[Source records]
-=-=-

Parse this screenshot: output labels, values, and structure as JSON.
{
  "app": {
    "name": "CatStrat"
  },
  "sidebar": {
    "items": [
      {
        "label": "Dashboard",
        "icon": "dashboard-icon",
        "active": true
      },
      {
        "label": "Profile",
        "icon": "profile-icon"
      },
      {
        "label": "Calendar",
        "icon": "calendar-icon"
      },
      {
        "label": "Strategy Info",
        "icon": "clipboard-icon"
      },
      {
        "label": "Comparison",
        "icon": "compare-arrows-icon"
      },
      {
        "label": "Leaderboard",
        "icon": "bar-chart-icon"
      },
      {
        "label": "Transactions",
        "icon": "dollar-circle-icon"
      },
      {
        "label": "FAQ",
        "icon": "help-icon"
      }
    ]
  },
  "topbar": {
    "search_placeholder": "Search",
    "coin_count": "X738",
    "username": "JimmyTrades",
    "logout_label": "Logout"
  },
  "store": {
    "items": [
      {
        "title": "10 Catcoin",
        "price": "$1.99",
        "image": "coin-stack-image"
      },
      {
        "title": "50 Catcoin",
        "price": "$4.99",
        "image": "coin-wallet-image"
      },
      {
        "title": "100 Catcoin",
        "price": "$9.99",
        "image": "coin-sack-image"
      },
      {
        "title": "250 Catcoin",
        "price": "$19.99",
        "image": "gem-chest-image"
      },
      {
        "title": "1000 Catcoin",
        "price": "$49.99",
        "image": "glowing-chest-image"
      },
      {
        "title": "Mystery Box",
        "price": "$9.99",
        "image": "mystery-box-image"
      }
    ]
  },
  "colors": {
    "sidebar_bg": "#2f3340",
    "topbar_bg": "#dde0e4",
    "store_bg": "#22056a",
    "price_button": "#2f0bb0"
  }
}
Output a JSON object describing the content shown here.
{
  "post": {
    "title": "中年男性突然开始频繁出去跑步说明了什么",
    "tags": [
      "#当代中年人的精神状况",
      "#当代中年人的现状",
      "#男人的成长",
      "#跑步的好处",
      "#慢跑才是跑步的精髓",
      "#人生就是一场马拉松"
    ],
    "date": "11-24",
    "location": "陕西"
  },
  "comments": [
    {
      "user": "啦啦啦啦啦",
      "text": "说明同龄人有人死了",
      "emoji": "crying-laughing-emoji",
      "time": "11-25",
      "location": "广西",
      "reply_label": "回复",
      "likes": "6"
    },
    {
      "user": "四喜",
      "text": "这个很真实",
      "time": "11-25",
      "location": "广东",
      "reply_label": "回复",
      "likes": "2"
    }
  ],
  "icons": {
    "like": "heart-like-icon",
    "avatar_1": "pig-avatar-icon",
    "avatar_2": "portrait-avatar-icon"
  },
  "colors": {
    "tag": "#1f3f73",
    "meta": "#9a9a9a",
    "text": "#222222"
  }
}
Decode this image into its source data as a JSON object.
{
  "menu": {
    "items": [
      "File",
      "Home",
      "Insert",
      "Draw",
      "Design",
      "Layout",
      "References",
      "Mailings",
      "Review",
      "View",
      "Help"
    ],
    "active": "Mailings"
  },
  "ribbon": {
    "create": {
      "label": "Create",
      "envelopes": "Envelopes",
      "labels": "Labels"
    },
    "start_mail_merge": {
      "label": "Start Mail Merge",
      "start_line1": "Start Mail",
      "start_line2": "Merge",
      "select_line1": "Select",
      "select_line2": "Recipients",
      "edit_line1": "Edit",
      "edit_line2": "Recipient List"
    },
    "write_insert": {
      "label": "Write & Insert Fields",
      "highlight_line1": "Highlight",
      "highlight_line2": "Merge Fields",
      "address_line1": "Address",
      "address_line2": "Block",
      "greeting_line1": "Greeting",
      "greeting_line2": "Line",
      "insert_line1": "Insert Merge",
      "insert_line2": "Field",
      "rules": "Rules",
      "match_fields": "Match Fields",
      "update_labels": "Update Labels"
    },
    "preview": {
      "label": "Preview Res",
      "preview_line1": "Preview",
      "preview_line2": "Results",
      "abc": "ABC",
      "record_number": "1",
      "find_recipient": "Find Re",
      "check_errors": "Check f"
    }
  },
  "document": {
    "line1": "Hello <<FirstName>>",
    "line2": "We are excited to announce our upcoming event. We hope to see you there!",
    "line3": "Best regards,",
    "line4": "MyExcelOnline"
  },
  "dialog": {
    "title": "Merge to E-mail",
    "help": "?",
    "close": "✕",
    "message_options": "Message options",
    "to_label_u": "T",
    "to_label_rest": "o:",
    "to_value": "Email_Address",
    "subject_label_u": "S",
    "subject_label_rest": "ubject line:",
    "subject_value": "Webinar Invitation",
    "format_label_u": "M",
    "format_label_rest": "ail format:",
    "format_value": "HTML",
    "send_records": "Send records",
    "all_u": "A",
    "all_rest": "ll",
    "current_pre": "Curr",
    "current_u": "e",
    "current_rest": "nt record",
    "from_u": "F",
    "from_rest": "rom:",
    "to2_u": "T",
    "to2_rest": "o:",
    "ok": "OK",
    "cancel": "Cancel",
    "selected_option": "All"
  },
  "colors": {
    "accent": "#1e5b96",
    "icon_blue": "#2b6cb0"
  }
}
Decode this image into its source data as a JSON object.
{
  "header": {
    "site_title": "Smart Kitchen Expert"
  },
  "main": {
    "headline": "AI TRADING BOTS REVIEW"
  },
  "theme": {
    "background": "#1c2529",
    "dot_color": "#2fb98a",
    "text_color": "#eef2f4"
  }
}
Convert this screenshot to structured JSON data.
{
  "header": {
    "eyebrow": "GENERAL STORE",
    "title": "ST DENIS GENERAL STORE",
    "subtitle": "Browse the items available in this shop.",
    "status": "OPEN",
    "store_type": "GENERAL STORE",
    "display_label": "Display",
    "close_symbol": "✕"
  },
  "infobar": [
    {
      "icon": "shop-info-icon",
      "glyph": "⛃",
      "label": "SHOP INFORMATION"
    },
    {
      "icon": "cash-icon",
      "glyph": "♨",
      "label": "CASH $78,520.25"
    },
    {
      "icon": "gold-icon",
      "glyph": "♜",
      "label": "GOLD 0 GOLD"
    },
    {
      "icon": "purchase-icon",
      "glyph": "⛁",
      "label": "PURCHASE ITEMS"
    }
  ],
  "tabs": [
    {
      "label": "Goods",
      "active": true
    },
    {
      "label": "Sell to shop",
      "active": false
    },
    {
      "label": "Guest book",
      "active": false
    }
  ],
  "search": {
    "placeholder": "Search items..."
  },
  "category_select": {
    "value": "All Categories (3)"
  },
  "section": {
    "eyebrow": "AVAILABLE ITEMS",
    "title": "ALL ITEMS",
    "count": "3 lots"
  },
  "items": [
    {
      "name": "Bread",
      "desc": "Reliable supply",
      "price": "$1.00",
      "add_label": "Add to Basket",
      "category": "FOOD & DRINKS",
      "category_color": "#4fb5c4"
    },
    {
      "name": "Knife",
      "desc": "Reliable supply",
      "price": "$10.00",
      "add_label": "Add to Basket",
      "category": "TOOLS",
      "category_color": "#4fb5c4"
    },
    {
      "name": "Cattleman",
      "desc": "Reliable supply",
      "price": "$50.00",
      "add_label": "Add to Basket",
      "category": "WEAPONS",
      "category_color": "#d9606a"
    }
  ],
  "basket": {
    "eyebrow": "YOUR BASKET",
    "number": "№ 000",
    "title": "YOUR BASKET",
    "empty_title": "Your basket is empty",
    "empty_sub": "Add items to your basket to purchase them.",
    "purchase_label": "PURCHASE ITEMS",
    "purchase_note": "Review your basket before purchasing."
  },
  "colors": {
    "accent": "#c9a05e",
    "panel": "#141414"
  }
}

-=-=-

▶ What the task requires:
Find the lines above that include the string "eyebrow" and copy them.

▶ Exercise response:
    "eyebrow": "GENERAL STORE",
    "eyebrow": "AVAILABLE ITEMS",
    "eyebrow": "YOUR BASKET",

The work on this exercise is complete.